Records for processing:

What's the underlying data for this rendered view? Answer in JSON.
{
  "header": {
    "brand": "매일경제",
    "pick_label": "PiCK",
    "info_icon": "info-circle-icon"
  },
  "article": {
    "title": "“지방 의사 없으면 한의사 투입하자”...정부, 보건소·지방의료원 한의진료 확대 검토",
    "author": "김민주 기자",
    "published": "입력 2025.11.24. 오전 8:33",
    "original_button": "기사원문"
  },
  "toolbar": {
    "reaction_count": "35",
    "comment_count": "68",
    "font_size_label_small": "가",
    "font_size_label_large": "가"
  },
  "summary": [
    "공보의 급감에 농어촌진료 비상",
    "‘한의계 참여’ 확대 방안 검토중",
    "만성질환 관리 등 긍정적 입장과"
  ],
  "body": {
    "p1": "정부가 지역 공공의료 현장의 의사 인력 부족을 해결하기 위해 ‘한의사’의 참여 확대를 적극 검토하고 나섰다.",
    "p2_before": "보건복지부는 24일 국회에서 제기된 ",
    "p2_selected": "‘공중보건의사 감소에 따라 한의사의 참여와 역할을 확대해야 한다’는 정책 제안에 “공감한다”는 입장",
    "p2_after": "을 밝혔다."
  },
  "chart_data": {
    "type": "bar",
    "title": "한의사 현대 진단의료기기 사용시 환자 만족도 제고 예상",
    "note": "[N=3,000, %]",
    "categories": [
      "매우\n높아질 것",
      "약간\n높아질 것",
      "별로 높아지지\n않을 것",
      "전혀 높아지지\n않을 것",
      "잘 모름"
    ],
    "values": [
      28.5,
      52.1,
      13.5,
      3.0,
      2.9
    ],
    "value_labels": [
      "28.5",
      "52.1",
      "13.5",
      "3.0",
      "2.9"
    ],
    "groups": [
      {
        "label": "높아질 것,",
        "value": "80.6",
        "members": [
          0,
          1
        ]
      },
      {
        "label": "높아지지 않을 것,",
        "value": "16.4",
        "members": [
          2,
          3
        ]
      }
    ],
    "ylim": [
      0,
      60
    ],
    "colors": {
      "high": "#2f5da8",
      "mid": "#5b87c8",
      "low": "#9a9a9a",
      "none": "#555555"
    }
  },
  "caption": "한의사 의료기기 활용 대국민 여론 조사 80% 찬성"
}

Requirements: Select every line in the material above where the string "title" occurs, and copy it.

Result below:
    "title": "“지방 의사 없으면 한의사 투입하자”...정부, 보건소·지방의료원 한의진료 확대 검토",
    "title": "한의사 현대 진단의료기기 사용시 환자 만족도 제고 예상",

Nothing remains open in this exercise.